Dataset rows about figures:

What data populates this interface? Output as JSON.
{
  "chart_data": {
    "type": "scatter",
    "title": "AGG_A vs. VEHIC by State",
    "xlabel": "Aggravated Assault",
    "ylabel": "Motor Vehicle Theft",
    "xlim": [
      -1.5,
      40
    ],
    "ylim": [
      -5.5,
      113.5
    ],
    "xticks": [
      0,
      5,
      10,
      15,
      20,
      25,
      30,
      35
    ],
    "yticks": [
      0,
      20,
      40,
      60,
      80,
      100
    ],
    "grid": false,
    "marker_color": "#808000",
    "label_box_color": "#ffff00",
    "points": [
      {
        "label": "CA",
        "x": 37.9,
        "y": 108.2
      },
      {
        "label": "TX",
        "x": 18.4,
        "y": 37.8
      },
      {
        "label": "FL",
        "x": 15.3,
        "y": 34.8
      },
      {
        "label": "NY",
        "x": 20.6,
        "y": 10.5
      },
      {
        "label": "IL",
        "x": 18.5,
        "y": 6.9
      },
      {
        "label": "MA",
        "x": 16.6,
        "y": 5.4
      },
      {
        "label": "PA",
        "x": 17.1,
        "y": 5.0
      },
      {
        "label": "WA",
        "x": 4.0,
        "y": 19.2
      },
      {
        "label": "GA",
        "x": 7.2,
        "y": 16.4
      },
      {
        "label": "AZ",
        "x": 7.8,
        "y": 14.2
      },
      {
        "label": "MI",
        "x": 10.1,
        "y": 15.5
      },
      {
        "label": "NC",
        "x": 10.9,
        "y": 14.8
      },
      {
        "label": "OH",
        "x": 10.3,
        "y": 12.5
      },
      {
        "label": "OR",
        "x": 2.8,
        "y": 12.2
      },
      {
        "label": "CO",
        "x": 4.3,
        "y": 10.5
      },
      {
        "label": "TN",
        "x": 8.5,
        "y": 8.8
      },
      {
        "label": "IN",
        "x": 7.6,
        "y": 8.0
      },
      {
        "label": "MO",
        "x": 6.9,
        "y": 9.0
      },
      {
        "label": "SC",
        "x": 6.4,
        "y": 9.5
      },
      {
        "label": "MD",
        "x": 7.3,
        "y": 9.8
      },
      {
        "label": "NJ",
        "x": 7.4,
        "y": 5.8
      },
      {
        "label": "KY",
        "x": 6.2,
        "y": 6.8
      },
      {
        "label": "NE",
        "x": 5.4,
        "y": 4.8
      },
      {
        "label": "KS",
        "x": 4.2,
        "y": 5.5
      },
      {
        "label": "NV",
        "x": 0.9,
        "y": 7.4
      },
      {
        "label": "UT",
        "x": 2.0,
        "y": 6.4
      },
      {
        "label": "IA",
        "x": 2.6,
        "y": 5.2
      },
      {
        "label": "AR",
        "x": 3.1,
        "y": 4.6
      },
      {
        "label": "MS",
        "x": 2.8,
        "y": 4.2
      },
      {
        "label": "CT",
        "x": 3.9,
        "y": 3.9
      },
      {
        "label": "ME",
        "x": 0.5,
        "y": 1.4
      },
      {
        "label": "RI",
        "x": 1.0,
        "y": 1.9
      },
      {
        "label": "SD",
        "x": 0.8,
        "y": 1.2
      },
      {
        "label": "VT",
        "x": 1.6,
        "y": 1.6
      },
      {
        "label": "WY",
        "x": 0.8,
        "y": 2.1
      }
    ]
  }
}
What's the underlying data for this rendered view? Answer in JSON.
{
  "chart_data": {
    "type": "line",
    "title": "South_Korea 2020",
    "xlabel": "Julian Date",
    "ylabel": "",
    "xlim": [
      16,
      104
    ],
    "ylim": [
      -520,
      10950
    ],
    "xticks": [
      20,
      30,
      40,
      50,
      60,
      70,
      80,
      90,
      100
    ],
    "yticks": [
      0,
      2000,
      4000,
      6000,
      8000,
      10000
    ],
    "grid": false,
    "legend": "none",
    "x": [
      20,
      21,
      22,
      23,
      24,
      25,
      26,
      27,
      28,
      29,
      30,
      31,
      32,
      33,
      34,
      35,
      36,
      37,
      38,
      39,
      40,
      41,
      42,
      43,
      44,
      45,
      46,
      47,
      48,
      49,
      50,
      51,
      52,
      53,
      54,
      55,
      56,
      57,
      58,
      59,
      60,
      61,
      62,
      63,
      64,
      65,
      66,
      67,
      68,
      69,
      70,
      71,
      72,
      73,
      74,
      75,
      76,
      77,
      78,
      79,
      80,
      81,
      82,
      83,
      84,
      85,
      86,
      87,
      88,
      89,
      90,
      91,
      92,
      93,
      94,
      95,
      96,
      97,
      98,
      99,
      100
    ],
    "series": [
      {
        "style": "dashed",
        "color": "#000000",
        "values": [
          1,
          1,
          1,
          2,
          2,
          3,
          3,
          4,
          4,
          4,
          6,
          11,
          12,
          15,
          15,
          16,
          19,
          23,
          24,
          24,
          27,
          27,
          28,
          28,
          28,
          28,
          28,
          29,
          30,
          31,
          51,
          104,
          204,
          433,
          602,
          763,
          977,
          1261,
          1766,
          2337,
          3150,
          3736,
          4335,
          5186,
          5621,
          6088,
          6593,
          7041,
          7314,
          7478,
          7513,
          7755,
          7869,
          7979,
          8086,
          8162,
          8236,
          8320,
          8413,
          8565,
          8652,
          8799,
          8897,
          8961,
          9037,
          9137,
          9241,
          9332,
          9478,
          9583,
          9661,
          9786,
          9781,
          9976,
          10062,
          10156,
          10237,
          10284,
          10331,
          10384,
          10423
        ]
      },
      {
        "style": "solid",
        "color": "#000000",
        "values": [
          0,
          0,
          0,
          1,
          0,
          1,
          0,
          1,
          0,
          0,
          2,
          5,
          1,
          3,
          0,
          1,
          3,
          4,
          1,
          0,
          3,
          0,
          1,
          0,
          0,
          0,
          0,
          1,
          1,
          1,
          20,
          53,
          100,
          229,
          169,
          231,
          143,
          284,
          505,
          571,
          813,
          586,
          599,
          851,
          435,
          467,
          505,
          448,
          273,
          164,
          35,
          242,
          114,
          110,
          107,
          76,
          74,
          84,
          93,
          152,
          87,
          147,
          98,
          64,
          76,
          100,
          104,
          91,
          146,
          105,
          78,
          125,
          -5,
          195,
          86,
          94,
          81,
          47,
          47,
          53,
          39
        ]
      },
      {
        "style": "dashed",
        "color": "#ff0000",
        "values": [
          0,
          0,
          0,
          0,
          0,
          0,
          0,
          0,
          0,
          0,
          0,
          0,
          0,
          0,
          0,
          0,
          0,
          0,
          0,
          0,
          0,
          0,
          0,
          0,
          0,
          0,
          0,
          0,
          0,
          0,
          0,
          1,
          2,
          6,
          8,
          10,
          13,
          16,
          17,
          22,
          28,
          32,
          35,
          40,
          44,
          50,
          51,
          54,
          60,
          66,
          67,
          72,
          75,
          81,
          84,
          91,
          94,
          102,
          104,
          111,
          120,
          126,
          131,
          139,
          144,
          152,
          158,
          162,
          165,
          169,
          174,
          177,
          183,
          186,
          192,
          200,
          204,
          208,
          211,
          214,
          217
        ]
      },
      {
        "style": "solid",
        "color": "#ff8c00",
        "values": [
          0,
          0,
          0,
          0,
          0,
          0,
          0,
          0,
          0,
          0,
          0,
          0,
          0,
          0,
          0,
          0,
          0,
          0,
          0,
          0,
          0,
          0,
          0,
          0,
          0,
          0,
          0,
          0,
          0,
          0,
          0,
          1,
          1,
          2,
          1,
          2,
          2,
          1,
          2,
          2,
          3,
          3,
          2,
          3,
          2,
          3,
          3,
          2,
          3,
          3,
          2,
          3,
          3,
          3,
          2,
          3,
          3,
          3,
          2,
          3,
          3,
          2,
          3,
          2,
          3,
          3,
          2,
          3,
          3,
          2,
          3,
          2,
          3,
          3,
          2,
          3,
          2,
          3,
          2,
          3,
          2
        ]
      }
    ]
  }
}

* TASK GOAL: Find "title". Copy every line it occurs in.

* FINISHED TASK:
    "title": "AGG_A vs. VEHIC by State",
    "title": "South_Korea 2020",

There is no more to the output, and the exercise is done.